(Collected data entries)
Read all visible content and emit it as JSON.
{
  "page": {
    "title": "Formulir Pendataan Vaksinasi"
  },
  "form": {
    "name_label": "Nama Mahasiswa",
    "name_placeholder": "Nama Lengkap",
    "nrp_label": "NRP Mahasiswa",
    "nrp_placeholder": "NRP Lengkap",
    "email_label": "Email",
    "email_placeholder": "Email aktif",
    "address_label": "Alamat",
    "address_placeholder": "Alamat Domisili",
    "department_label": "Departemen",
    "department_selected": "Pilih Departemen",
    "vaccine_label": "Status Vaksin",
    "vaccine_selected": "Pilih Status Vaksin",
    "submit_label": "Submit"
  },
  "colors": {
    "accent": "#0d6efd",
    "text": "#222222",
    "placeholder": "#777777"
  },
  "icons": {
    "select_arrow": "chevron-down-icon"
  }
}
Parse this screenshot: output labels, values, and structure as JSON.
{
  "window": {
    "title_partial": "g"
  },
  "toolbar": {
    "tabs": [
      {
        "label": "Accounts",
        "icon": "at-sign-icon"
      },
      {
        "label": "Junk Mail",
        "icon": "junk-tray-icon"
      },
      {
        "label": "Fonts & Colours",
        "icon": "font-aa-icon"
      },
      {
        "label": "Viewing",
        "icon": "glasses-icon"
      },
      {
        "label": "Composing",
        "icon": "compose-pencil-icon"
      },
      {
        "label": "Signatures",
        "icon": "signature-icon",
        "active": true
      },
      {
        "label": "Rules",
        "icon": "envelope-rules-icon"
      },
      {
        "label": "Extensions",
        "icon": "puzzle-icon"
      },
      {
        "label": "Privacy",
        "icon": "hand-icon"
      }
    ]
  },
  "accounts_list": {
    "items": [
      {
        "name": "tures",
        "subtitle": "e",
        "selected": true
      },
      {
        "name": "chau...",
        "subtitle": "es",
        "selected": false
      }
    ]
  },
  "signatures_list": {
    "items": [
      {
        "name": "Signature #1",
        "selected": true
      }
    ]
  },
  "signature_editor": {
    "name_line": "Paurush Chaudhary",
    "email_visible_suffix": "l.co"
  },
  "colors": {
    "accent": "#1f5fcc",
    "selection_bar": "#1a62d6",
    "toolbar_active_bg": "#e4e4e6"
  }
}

__Problem requirements__: Copy out each line of the entries that holds "Pilih".

__Result below__:
    "department_selected": "Pilih Departemen",
    "vaccine_selected": "Pilih Status Vaksin",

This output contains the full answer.